_MATERIAL TO PROCESS:_

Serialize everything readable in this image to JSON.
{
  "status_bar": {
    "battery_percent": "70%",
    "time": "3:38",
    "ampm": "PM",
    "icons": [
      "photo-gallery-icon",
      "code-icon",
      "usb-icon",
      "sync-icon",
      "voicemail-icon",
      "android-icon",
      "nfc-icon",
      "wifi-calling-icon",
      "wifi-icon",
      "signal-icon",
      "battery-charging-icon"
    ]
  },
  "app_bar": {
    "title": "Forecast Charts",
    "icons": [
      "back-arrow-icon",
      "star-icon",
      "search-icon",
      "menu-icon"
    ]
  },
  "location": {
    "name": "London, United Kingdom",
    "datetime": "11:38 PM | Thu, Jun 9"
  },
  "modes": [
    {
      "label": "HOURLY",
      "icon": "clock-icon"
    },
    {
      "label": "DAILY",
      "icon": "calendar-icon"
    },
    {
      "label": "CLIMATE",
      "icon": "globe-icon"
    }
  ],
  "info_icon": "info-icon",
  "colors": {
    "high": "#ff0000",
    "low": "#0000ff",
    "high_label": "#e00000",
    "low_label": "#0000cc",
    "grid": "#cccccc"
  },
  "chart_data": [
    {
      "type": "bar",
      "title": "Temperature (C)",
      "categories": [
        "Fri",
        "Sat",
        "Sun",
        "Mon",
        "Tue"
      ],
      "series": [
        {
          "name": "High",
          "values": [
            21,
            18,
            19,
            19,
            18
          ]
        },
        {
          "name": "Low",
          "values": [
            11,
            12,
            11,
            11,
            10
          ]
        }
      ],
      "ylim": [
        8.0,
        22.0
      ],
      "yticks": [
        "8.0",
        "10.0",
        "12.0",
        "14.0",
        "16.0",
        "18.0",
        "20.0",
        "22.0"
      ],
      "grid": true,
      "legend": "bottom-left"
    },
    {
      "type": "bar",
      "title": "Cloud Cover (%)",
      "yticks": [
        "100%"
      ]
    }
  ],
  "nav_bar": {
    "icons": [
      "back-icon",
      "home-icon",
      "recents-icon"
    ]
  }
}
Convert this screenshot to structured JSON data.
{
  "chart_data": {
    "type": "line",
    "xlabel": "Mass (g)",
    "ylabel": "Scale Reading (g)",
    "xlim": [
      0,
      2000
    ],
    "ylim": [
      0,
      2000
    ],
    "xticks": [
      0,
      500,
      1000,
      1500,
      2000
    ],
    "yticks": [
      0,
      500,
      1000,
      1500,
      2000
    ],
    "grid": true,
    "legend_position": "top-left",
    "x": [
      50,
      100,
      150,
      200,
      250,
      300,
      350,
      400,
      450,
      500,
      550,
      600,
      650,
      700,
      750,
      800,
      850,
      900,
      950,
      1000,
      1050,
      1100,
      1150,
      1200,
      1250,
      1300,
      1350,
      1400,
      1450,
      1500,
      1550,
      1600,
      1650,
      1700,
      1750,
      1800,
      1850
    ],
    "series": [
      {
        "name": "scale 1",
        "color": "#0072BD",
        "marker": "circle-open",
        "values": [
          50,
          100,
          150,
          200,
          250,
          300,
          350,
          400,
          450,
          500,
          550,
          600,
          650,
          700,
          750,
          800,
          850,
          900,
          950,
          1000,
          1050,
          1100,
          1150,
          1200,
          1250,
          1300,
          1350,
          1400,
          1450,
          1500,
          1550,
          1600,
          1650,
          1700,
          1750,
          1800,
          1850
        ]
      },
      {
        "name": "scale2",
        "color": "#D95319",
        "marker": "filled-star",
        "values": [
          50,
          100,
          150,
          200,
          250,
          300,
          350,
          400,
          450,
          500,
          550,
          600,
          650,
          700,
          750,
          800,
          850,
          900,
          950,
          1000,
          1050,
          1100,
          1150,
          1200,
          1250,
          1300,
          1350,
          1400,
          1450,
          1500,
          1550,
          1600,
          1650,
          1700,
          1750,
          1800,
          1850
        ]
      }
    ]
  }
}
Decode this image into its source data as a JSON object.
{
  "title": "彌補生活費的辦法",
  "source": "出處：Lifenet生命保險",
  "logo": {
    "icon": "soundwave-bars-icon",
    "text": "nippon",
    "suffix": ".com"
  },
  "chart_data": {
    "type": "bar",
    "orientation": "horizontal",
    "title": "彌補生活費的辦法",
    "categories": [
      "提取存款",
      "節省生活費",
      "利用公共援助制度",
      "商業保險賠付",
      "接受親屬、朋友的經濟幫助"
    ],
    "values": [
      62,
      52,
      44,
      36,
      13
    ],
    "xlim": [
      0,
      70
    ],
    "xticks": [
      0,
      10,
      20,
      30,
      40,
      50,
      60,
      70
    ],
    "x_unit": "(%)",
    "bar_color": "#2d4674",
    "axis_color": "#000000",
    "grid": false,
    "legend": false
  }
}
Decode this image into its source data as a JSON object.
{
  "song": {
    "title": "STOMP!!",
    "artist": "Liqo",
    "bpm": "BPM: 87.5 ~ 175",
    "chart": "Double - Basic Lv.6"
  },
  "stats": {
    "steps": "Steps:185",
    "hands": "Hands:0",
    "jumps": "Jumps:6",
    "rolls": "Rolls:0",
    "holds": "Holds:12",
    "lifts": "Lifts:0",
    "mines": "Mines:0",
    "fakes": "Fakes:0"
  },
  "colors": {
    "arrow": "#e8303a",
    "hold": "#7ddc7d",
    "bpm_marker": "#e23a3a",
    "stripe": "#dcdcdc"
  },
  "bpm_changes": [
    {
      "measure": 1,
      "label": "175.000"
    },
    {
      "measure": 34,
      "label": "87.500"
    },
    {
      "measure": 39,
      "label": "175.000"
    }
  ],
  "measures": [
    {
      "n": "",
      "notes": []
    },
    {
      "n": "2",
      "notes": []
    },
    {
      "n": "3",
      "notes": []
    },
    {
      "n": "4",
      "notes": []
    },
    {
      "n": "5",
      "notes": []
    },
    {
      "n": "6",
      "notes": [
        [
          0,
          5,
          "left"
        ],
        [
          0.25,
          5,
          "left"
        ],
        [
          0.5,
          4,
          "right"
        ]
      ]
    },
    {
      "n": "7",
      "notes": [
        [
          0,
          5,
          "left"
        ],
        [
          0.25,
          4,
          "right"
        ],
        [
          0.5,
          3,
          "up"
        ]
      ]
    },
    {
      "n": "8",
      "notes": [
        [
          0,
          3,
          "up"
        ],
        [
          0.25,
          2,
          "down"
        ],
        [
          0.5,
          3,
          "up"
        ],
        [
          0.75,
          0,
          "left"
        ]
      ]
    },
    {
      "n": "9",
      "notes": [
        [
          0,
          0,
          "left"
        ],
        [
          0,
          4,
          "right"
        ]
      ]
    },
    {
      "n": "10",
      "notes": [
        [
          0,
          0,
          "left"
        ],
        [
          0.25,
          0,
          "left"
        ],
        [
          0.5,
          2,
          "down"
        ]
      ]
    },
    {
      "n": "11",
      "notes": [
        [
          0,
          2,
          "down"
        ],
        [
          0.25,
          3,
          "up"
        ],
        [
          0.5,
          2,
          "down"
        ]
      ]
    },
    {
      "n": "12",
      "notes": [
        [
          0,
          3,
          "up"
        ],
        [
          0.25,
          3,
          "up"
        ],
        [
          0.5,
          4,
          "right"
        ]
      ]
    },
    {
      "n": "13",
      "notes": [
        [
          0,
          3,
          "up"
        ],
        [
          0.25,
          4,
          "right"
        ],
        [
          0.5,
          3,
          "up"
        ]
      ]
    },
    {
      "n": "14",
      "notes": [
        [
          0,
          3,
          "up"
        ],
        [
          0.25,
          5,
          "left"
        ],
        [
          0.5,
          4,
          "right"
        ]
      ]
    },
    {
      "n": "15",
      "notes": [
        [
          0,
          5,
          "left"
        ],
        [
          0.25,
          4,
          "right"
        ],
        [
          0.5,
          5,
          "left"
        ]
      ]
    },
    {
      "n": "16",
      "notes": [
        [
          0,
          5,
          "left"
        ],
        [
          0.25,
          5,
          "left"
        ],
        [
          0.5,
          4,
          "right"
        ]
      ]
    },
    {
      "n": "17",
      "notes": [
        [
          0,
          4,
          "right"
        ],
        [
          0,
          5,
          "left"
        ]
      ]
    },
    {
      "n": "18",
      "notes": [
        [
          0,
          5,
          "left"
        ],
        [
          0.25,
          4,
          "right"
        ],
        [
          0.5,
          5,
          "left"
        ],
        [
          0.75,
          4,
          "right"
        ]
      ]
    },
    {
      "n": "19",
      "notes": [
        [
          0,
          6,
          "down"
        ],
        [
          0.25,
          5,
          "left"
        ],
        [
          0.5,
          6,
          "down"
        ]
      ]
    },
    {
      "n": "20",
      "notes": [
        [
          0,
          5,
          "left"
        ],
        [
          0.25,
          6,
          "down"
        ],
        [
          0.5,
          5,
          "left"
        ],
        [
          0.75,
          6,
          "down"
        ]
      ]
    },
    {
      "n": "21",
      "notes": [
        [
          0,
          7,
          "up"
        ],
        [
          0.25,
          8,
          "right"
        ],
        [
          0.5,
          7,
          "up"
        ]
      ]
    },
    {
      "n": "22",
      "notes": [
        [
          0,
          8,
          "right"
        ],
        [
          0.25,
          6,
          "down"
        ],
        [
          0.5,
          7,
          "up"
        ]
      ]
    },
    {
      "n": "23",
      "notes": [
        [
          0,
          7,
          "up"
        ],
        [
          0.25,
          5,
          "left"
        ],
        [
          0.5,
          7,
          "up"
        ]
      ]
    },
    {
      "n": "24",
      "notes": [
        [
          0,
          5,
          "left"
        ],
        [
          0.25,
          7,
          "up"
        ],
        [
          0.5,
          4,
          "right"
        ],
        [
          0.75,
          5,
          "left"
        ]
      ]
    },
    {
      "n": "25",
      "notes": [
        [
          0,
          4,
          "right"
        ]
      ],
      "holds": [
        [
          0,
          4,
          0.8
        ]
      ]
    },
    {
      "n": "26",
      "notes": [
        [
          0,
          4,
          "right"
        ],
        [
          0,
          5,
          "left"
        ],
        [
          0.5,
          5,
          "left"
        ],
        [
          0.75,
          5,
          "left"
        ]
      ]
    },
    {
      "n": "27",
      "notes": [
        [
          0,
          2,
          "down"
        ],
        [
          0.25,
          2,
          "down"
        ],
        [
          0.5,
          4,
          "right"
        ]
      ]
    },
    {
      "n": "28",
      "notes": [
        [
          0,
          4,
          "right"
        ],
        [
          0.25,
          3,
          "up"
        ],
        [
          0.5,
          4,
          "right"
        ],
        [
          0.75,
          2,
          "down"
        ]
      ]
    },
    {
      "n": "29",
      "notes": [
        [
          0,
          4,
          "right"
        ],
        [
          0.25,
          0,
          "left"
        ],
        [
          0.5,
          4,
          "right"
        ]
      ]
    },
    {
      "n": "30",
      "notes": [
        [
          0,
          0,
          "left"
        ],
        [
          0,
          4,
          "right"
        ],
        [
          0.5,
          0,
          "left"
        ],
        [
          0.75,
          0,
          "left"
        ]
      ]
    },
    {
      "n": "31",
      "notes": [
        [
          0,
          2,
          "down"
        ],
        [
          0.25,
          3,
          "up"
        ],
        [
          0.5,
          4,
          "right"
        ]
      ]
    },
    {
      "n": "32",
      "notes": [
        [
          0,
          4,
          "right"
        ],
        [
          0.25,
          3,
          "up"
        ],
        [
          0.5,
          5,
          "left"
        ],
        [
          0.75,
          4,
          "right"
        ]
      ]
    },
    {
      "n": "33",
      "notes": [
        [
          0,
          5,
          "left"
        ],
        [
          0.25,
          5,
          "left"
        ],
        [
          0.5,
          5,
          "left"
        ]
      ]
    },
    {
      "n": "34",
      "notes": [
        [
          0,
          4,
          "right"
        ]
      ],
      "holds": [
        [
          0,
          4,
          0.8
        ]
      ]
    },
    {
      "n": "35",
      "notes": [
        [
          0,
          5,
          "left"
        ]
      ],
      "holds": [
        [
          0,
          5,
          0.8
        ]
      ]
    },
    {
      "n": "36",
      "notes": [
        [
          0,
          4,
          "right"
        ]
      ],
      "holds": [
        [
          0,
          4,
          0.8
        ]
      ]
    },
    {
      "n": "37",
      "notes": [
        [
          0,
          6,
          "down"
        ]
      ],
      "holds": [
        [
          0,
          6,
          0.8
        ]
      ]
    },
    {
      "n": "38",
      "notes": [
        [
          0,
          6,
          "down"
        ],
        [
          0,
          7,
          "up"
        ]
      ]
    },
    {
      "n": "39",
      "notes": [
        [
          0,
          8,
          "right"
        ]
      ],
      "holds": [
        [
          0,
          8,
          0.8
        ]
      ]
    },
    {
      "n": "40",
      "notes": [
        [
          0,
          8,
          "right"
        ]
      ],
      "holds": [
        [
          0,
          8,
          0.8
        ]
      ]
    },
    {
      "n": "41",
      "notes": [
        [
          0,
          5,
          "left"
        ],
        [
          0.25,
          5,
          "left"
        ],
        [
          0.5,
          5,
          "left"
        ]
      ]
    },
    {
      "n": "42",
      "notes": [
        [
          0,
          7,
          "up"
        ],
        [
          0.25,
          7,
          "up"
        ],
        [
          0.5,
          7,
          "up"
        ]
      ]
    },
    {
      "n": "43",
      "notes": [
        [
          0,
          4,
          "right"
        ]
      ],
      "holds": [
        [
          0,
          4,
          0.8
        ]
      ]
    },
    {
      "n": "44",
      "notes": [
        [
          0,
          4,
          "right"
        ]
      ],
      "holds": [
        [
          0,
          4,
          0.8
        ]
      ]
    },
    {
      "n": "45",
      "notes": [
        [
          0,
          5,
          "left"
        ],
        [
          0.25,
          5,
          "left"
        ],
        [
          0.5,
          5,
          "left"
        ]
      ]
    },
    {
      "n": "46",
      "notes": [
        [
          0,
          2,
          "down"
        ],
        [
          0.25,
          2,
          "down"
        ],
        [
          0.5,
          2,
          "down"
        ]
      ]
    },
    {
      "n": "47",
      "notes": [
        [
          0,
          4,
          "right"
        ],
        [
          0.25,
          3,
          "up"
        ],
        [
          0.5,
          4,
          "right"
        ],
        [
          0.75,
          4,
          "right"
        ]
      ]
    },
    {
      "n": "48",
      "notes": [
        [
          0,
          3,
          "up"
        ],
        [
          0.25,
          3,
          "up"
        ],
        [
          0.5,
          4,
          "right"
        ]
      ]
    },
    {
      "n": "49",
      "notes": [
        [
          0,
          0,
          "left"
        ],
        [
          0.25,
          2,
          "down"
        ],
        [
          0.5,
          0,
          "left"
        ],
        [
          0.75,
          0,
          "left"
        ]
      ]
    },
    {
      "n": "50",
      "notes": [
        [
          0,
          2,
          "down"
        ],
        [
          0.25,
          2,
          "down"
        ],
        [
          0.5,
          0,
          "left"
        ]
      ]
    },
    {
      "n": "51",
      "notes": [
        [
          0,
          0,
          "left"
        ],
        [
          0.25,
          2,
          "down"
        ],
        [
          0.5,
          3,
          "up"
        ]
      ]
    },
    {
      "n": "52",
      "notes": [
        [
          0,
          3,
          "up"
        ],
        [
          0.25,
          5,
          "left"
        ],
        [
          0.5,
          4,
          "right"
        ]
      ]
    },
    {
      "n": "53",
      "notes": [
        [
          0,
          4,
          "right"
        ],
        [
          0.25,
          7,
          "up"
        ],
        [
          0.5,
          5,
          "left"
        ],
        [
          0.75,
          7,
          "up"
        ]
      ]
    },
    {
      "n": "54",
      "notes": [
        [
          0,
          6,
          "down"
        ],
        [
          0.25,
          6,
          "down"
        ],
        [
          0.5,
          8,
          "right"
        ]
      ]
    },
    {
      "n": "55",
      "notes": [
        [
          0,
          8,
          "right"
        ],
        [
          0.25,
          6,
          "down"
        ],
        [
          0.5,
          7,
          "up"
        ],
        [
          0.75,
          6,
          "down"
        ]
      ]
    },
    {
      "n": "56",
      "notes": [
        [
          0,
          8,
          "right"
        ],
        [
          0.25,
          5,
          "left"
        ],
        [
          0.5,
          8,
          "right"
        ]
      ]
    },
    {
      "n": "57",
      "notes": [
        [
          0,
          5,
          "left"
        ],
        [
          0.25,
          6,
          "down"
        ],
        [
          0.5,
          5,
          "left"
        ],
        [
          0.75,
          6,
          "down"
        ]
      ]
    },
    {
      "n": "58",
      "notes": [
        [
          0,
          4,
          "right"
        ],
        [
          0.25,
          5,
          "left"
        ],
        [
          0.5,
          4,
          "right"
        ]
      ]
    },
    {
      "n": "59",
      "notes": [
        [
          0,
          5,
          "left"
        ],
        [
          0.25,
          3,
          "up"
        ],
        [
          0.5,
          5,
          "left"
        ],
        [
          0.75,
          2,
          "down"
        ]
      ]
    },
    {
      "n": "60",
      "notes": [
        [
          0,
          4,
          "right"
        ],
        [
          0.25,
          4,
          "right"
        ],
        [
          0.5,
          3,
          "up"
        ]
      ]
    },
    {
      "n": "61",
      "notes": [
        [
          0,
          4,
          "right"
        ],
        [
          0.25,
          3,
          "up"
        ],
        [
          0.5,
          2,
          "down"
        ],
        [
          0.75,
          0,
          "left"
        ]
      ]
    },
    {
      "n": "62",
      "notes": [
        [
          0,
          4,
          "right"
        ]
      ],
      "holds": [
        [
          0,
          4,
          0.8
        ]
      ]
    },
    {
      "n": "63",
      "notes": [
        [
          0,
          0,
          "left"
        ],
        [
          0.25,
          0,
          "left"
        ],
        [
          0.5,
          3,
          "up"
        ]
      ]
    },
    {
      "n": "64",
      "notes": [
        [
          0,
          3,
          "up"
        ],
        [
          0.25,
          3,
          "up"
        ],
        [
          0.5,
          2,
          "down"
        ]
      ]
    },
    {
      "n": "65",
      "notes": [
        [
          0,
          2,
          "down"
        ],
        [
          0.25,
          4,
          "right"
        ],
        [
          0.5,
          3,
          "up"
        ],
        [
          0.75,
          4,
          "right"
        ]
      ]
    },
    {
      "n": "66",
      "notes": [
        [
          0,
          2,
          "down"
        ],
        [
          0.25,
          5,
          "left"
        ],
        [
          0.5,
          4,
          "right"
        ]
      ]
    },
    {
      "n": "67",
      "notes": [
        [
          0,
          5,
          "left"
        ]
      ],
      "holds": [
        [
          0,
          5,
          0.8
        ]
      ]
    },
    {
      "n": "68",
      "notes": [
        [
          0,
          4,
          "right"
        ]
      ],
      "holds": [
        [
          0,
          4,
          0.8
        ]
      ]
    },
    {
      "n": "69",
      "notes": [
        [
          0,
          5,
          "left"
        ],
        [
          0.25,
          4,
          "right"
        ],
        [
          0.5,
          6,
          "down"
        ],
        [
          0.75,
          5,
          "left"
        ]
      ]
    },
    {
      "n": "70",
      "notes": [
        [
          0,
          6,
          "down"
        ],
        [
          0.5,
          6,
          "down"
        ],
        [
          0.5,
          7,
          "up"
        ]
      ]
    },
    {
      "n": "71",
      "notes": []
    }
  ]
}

_WRITTEN PROBLEM:_ Single out each line of the records above with the string "this" in it, and copy it.

_THE RESPONSE:_
Serialize everything readable in this image to JSON.
Convert this screenshot to structured JSON data.
Decode this image into its source data as a JSON object.
Decode this image into its source data as a JSON object.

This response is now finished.